■ What is expected
Exactly reproduce each record listed below.

========

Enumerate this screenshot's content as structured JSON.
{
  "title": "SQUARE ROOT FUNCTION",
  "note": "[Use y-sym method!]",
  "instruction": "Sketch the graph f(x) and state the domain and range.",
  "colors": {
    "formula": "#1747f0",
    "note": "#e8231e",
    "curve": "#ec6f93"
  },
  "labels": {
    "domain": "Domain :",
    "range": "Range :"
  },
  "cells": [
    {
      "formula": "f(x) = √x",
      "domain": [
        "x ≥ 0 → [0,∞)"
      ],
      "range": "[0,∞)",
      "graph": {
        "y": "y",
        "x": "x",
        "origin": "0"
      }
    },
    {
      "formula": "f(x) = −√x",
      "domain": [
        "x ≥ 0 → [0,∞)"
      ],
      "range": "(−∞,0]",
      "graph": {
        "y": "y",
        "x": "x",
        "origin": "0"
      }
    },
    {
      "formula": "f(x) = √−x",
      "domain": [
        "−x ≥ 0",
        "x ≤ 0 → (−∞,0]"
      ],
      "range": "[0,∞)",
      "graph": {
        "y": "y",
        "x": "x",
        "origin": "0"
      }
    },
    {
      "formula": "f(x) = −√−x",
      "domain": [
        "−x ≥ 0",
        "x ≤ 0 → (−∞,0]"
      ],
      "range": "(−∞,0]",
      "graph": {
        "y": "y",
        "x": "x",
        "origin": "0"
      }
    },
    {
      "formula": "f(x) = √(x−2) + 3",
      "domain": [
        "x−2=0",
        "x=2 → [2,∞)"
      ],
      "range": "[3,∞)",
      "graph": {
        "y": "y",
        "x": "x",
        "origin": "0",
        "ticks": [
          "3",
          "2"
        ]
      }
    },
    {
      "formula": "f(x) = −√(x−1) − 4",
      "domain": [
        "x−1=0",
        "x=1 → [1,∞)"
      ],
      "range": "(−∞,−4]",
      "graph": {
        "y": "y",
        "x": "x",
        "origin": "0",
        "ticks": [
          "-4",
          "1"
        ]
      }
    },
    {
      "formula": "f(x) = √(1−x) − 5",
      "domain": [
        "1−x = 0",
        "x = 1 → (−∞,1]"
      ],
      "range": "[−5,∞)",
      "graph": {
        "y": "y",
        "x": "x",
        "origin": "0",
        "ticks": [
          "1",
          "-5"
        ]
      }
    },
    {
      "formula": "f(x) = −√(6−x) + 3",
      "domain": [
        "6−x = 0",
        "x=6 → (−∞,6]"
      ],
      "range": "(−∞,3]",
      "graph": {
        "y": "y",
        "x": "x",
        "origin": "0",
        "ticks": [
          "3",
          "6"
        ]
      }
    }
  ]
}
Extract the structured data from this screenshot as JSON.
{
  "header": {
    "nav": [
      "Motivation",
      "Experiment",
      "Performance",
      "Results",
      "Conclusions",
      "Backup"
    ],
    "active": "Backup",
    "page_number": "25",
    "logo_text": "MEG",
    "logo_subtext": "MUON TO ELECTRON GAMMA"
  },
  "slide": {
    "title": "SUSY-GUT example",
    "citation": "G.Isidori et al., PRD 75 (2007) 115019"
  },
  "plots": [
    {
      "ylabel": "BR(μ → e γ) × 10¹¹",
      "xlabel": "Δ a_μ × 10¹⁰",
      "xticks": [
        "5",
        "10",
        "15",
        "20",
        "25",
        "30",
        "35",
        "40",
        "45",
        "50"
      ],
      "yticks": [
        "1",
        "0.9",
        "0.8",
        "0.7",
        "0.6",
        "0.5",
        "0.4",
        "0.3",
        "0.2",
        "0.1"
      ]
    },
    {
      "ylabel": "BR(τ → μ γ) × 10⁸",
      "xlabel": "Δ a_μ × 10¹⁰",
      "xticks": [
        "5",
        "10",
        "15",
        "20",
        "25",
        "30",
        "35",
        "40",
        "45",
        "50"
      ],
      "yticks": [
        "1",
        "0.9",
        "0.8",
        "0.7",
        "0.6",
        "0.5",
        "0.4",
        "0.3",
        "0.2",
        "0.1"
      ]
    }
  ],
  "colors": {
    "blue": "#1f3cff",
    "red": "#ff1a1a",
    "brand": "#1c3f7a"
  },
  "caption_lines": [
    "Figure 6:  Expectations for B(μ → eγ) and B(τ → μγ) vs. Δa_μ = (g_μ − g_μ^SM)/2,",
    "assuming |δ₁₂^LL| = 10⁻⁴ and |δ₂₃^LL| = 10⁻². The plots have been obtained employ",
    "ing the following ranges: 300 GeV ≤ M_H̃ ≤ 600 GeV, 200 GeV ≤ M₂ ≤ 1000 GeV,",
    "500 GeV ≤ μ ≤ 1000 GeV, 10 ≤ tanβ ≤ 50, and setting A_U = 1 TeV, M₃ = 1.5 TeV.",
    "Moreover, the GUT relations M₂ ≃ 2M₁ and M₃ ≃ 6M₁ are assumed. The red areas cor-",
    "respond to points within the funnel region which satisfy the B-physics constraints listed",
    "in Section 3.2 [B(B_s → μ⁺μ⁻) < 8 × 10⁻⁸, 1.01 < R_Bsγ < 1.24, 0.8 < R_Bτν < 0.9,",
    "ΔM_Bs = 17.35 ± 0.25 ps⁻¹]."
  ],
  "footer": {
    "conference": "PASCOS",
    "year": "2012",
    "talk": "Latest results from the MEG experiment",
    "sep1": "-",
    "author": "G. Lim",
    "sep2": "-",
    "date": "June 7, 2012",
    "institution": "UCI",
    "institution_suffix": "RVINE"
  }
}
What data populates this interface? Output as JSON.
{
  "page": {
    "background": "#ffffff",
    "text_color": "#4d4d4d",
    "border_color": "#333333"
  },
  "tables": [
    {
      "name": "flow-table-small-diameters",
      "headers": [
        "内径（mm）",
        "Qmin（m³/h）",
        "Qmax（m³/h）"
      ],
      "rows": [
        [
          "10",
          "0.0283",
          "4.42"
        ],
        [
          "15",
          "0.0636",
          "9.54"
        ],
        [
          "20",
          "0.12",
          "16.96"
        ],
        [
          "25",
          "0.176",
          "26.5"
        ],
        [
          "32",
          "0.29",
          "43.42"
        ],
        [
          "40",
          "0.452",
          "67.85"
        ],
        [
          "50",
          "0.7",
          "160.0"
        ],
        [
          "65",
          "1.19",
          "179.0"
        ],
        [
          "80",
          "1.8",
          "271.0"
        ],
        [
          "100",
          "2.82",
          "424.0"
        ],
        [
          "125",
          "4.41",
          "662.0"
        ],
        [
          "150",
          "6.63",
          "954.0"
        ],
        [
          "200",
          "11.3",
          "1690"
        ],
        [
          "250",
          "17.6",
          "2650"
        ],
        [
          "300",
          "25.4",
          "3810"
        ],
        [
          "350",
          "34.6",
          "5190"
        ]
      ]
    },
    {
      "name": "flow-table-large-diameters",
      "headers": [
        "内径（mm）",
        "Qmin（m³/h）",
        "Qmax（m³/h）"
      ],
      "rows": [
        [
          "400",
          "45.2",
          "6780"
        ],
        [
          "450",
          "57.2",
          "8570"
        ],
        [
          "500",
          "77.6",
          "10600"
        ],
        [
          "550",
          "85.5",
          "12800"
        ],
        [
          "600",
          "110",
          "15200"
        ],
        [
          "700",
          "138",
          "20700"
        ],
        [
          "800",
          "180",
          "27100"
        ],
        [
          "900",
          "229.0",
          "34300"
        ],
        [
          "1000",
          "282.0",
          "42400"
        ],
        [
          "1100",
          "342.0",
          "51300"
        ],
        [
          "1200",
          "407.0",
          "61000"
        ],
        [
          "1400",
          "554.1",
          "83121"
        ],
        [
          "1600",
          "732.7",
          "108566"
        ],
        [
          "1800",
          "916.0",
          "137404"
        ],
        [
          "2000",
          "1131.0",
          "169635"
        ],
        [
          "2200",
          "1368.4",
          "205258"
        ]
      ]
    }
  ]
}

========

■ Final result
Enumerate this screenshot's content as structured JSON.
{
  "title": "SQUARE ROOT FUNCTION",
  "note": "[Use y-sym method!]",
  "instruction": "Sketch the graph f(x) and state the domain and range.",
  "colors": {
    "formula": "#1747f0",
    "note": "#e8231e",
    "curve": "#ec6f93"
  },
  "labels": {
    "domain": "Domain :",
    "range": "Range :"
  },
  "cells": [
    {
      "formula": "f(x) = √x",
      "domain": [
        "x ≥ 0 → [0,∞)"
      ],
      "range": "[0,∞)",
      "graph": {
        "y": "y",
        "x": "x",
        "origin": "0"
      }
    },
    {
      "formula": "f(x) = −√x",
      "domain": [
        "x ≥ 0 → [0,∞)"
      ],
      "range": "(−∞,0]",
      "graph": {
        "y": "y",
        "x": "x",
        "origin": "0"
      }
    },
    {
      "formula": "f(x) = √−x",
      "domain": [
        "−x ≥ 0",
        "x ≤ 0 → (−∞,0]"
      ],
      "range": "[0,∞)",
      "graph": {
        "y": "y",
        "x": "x",
        "origin": "0"
      }
    },
    {
      "formula": "f(x) = −√−x",
      "domain": [
        "−x ≥ 0",
        "x ≤ 0 → (−∞,0]"
      ],
      "range": "(−∞,0]",
      "graph": {
        "y": "y",
        "x": "x",
        "origin": "0"
      }
    },
    {
      "formula": "f(x) = √(x−2) + 3",
      "domain": [
        "x−2=0",
        "x=2 → [2,∞)"
      ],
      "range": "[3,∞)",
      "graph": {
        "y": "y",
        "x": "x",
        "origin": "0",
        "ticks": [
          "3",
          "2"
        ]
      }
    },
    {
      "formula": "f(x) = −√(x−1) − 4",
      "domain": [
        "x−1=0",
        "x=1 → [1,∞)"
      ],
      "range": "(−∞,−4]",
      "graph": {
        "y": "y",
        "x": "x",
        "origin": "0",
        "ticks": [
          "-4",
          "1"
        ]
      }
    },
    {
      "formula": "f(x) = √(1−x) − 5",
      "domain": [
        "1−x = 0",
        "x = 1 → (−∞,1]"
      ],
      "range": "[−5,∞)",
      "graph": {
        "y": "y",
        "x": "x",
        "origin": "0",
        "ticks": [
          "1",
          "-5"
        ]
      }
    },
    {
      "formula": "f(x) = −√(6−x) + 3",
      "domain": [
        "6−x = 0",
        "x=6 → (−∞,6]"
      ],
      "range": "(−∞,3]",
      "graph": {
        "y": "y",
        "x": "x",
        "origin": "0",
        "ticks": [
          "3",
          "6"
        ]
      }
    }
  ]
}
Extract the structured data from this screenshot as JSON.
{
  "header": {
    "nav": [
      "Motivation",
      "Experiment",
      "Performance",
      "Results",
      "Conclusions",
      "Backup"
    ],
    "active": "Backup",
    "page_number": "25",
    "logo_text": "MEG",
    "logo_subtext": "MUON TO ELECTRON GAMMA"
  },
  "slide": {
    "title": "SUSY-GUT example",
    "citation": "G.Isidori et al., PRD 75 (2007) 115019"
  },
  "plots": [
    {
      "ylabel": "BR(μ → e γ) × 10¹¹",
      "xlabel": "Δ a_μ × 10¹⁰",
      "xticks": [
        "5",
        "10",
        "15",
        "20",
        "25",
        "30",
        "35",
        "40",
        "45",
        "50"
      ],
      "yticks": [
        "1",
        "0.9",
        "0.8",
        "0.7",
        "0.6",
        "0.5",
        "0.4",
        "0.3",
        "0.2",
        "0.1"
      ]
    },
    {
      "ylabel": "BR(τ → μ γ) × 10⁸",
      "xlabel": "Δ a_μ × 10¹⁰",
      "xticks": [
        "5",
        "10",
        "15",
        "20",
        "25",
        "30",
        "35",
        "40",
        "45",
        "50"
      ],
      "yticks": [
        "1",
        "0.9",
        "0.8",
        "0.7",
        "0.6",
        "0.5",
        "0.4",
        "0.3",
        "0.2",
        "0.1"
      ]
    }
  ],
  "colors": {
    "blue": "#1f3cff",
    "red": "#ff1a1a",
    "brand": "#1c3f7a"
  },
  "caption_lines": [
    "Figure 6:  Expectations for B(μ → eγ) and B(τ → μγ) vs. Δa_μ = (g_μ − g_μ^SM)/2,",
    "assuming |δ₁₂^LL| = 10⁻⁴ and |δ₂₃^LL| = 10⁻². The plots have been obtained employ",
    "ing the following ranges: 300 GeV ≤ M_H̃ ≤ 600 GeV, 200 GeV ≤ M₂ ≤ 1000 GeV,",
    "500 GeV ≤ μ ≤ 1000 GeV, 10 ≤ tanβ ≤ 50, and setting A_U = 1 TeV, M₃ = 1.5 TeV.",
    "Moreover, the GUT relations M₂ ≃ 2M₁ and M₃ ≃ 6M₁ are assumed. The red areas cor-",
    "respond to points within the funnel region which satisfy the B-physics constraints listed",
    "in Section 3.2 [B(B_s → μ⁺μ⁻) < 8 × 10⁻⁸, 1.01 < R_Bsγ < 1.24, 0.8 < R_Bτν < 0.9,",
    "ΔM_Bs = 17.35 ± 0.25 ps⁻¹]."
  ],
  "footer": {
    "conference": "PASCOS",
    "year": "2012",
    "talk": "Latest results from the MEG experiment",
    "sep1": "-",
    "author": "G. Lim",
    "sep2": "-",
    "date": "June 7, 2012",
    "institution": "UCI",
    "institution_suffix": "RVINE"
  }
}
What data populates this interface? Output as JSON.
{
  "page": {
    "background": "#ffffff",
    "text_color": "#4d4d4d",
    "border_color": "#333333"
  },
  "tables": [
    {
      "name": "flow-table-small-diameters",
      "headers": [
        "内径（mm）",
        "Qmin（m³/h）",
        "Qmax（m³/h）"
      ],
      "rows": [
        [
          "10",
          "0.0283",
          "4.42"
        ],
        [
          "15",
          "0.0636",
          "9.54"
        ],
        [
          "20",
          "0.12",
          "16.96"
        ],
        [
          "25",
          "0.176",
          "26.5"
        ],
        [
          "32",
          "0.29",
          "43.42"
        ],
        [
          "40",
          "0.452",
          "67.85"
        ],
        [
          "50",
          "0.7",
          "160.0"
        ],
        [
          "65",
          "1.19",
          "179.0"
        ],
        [
          "80",
          "1.8",
          "271.0"
        ],
        [
          "100",
          "2.82",
          "424.0"
        ],
        [
          "125",
          "4.41",
          "662.0"
        ],
        [
          "150",
          "6.63",
          "954.0"
        ],
        [
          "200",
          "11.3",
          "1690"
        ],
        [
          "250",
          "17.6",
          "2650"
        ],
        [
          "300",
          "25.4",
          "3810"
        ],
        [
          "350",
          "34.6",
          "5190"
        ]
      ]
    },
    {
      "name": "flow-table-large-diameters",
      "headers": [
        "内径（mm）",
        "Qmin（m³/h）",
        "Qmax（m³/h）"
      ],
      "rows": [
        [
          "400",
          "45.2",
          "6780"
        ],
        [
          "450",
          "57.2",
          "8570"
        ],
        [
          "500",
          "77.6",
          "10600"
        ],
        [
          "550",
          "85.5",
          "12800"
        ],
        [
          "600",
          "110",
          "15200"
        ],
        [
          "700",
          "138",
          "20700"
        ],
        [
          "800",
          "180",
          "27100"
        ],
        [
          "900",
          "229.0",
          "34300"
        ],
        [
          "1000",
          "282.0",
          "42400"
        ],
        [
          "1100",
          "342.0",
          "51300"
        ],
        [
          "1200",
          "407.0",
          "61000"
        ],
        [
          "1400",
          "554.1",
          "83121"
        ],
        [
          "1600",
          "732.7",
          "108566"
        ],
        [
          "1800",
          "916.0",
          "137404"
        ],
        [
          "2000",
          "1131.0",
          "169635"
        ],
        [
          "2200",
          "1368.4",
          "205258"
        ]
      ]
    }
  ]
}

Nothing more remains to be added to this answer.